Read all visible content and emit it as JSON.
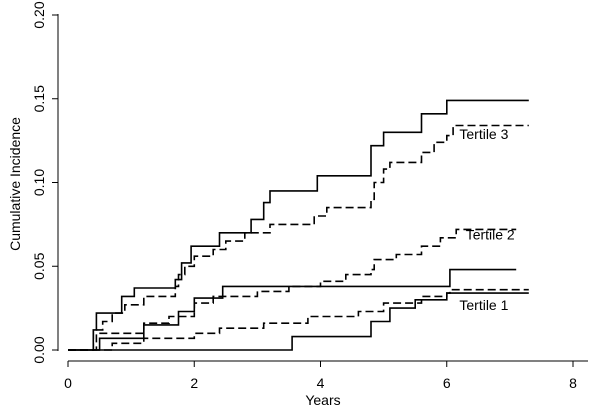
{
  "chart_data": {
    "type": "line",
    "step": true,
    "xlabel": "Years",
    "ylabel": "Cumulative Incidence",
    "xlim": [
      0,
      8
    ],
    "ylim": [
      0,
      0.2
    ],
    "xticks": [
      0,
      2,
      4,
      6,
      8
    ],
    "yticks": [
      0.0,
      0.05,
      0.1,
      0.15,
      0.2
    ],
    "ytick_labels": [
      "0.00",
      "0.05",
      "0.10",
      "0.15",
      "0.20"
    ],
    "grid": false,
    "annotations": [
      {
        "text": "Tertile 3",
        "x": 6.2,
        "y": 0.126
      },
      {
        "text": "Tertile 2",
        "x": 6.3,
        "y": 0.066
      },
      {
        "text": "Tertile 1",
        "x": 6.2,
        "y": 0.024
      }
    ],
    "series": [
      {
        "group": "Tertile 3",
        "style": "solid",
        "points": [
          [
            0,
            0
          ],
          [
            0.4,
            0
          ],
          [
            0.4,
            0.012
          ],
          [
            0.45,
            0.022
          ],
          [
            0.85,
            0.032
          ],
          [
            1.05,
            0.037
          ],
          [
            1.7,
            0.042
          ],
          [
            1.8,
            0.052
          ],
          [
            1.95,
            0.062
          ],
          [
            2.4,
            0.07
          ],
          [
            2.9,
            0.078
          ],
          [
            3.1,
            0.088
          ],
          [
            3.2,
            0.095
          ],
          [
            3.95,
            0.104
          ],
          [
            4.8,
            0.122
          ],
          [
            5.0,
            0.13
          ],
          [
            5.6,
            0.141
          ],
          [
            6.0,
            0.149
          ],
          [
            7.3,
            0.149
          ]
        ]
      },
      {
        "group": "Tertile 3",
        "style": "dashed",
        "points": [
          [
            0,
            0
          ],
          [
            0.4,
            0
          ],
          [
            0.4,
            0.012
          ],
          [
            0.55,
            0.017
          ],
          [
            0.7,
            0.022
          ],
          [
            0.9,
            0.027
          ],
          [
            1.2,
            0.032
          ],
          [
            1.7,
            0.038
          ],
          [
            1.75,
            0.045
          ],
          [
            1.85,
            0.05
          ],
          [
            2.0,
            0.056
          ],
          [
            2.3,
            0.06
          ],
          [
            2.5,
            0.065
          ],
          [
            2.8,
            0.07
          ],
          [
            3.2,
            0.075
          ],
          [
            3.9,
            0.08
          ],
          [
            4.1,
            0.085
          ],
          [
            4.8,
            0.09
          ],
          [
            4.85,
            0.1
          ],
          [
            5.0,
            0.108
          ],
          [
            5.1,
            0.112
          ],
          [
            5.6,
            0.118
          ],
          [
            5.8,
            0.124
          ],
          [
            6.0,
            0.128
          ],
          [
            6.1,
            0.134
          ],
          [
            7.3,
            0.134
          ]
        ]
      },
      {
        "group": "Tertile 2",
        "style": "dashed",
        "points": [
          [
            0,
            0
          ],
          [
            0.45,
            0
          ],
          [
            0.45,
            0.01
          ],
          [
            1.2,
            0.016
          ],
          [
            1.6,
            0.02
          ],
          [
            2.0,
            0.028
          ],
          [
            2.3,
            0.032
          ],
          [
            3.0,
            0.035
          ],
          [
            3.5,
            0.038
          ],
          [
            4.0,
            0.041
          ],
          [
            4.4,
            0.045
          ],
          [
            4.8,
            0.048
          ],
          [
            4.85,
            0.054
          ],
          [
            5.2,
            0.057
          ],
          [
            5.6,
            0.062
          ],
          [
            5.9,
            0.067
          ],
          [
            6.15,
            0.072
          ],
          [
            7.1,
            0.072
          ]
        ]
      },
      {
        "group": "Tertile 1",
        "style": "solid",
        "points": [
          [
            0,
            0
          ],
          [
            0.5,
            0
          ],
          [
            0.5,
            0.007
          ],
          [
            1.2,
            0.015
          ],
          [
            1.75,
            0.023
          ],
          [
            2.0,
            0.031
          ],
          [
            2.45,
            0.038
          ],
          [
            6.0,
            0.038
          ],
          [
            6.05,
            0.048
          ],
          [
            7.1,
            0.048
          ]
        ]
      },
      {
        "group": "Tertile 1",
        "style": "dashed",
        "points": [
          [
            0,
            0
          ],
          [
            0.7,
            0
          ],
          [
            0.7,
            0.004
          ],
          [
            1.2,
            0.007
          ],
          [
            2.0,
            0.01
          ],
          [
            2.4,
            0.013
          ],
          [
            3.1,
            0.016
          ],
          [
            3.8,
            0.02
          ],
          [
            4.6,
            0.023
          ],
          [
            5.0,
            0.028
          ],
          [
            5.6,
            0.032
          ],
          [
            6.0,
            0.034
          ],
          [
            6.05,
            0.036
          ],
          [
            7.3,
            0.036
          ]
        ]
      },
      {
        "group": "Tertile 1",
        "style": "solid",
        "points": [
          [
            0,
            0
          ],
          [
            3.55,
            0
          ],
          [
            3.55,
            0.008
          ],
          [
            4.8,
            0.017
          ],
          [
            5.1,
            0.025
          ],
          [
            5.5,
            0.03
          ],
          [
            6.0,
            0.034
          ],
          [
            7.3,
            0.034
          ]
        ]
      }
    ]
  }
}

•••

**Your objective:** All entries must be written out again exactly as given, with no pictures in the copy.

**Task output:**
Read all visible content and emit it as JSON.
{
  "chart_data": {
    "type": "line",
    "step": true,
    "xlabel": "Years",
    "ylabel": "Cumulative Incidence",
    "xlim": [
      0,
      8
    ],
    "ylim": [
      0,
      0.2
    ],
    "xticks": [
      0,
      2,
      4,
      6,
      8
    ],
    "yticks": [
      0.0,
      0.05,
      0.1,
      0.15,
      0.2
    ],
    "ytick_labels": [
      "0.00",
      "0.05",
      "0.10",
      "0.15",
      "0.20"
    ],
    "grid": false,
    "annotations": [
      {
        "text": "Tertile 3",
        "x": 6.2,
        "y": 0.126
      },
      {
        "text": "Tertile 2",
        "x": 6.3,
        "y": 0.066
      },
      {
        "text": "Tertile 1",
        "x": 6.2,
        "y": 0.024
      }
    ],
    "series": [
      {
        "group": "Tertile 3",
        "style": "solid",
        "points": [
          [
            0,
            0
          ],
          [
            0.4,
            0
          ],
          [
            0.4,
            0.012
          ],
          [
            0.45,
            0.022
          ],
          [
            0.85,
            0.032
          ],
          [
            1.05,
            0.037
          ],
          [
            1.7,
            0.042
          ],
          [
            1.8,
            0.052
          ],
          [
            1.95,
            0.062
          ],
          [
            2.4,
            0.07
          ],
          [
            2.9,
            0.078
          ],
          [
            3.1,
            0.088
          ],
          [
            3.2,
            0.095
          ],
          [
            3.95,
            0.104
          ],
          [
            4.8,
            0.122
          ],
          [
            5.0,
            0.13
          ],
          [
            5.6,
            0.141
          ],
          [
            6.0,
            0.149
          ],
          [
            7.3,
            0.149
          ]
        ]
      },
      {
        "group": "Tertile 3",
        "style": "dashed",
        "points": [
          [
            0,
            0
          ],
          [
            0.4,
            0
          ],
          [
            0.4,
            0.012
          ],
          [
            0.55,
            0.017
          ],
          [
            0.7,
            0.022
          ],
          [
            0.9,
            0.027
          ],
          [
            1.2,
            0.032
          ],
          [
            1.7,
            0.038
          ],
          [
            1.75,
            0.045
          ],
          [
            1.85,
            0.05
          ],
          [
            2.0,
            0.056
          ],
          [
            2.3,
            0.06
          ],
          [
            2.5,
            0.065
          ],
          [
            2.8,
            0.07
          ],
          [
            3.2,
            0.075
          ],
          [
            3.9,
            0.08
          ],
          [
            4.1,
            0.085
          ],
          [
            4.8,
            0.09
          ],
          [
            4.85,
            0.1
          ],
          [
            5.0,
            0.108
          ],
          [
            5.1,
            0.112
          ],
          [
            5.6,
            0.118
          ],
          [
            5.8,
            0.124
          ],
          [
            6.0,
            0.128
          ],
          [
            6.1,
            0.134
          ],
          [
            7.3,
            0.134
          ]
        ]
      },
      {
        "group": "Tertile 2",
        "style": "dashed",
        "points": [
          [
            0,
            0
          ],
          [
            0.45,
            0
          ],
          [
            0.45,
            0.01
          ],
          [
            1.2,
            0.016
          ],
          [
            1.6,
            0.02
          ],
          [
            2.0,
            0.028
          ],
          [
            2.3,
            0.032
          ],
          [
            3.0,
            0.035
          ],
          [
            3.5,
            0.038
          ],
          [
            4.0,
            0.041
          ],
          [
            4.4,
            0.045
          ],
          [
            4.8,
            0.048
          ],
          [
            4.85,
            0.054
          ],
          [
            5.2,
            0.057
          ],
          [
            5.6,
            0.062
          ],
          [
            5.9,
            0.067
          ],
          [
            6.15,
            0.072
          ],
          [
            7.1,
            0.072
          ]
        ]
      },
      {
        "group": "Tertile 1",
        "style": "solid",
        "points": [
          [
            0,
            0
          ],
          [
            0.5,
            0
          ],
          [
            0.5,
            0.007
          ],
          [
            1.2,
            0.015
          ],
          [
            1.75,
            0.023
          ],
          [
            2.0,
            0.031
          ],
          [
            2.45,
            0.038
          ],
          [
            6.0,
            0.038
          ],
          [
            6.05,
            0.048
          ],
          [
            7.1,
            0.048
          ]
        ]
      },
      {
        "group": "Tertile 1",
        "style": "dashed",
        "points": [
          [
            0,
            0
          ],
          [
            0.7,
            0
          ],
          [
            0.7,
            0.004
          ],
          [
            1.2,
            0.007
          ],
          [
            2.0,
            0.01
          ],
          [
            2.4,
            0.013
          ],
          [
            3.1,
            0.016
          ],
          [
            3.8,
            0.02
          ],
          [
            4.6,
            0.023
          ],
          [
            5.0,
            0.028
          ],
          [
            5.6,
            0.032
          ],
          [
            6.0,
            0.034
          ],
          [
            6.05,
            0.036
          ],
          [
            7.3,
            0.036
          ]
        ]
      },
      {
        "group": "Tertile 1",
        "style": "solid",
        "points": [
          [
            0,
            0
          ],
          [
            3.55,
            0
          ],
          [
            3.55,
            0.008
          ],
          [
            4.8,
            0.017
          ],
          [
            5.1,
            0.025
          ],
          [
            5.5,
            0.03
          ],
          [
            6.0,
            0.034
          ],
          [
            7.3,
            0.034
          ]
        ]
      }
    ]
  }
}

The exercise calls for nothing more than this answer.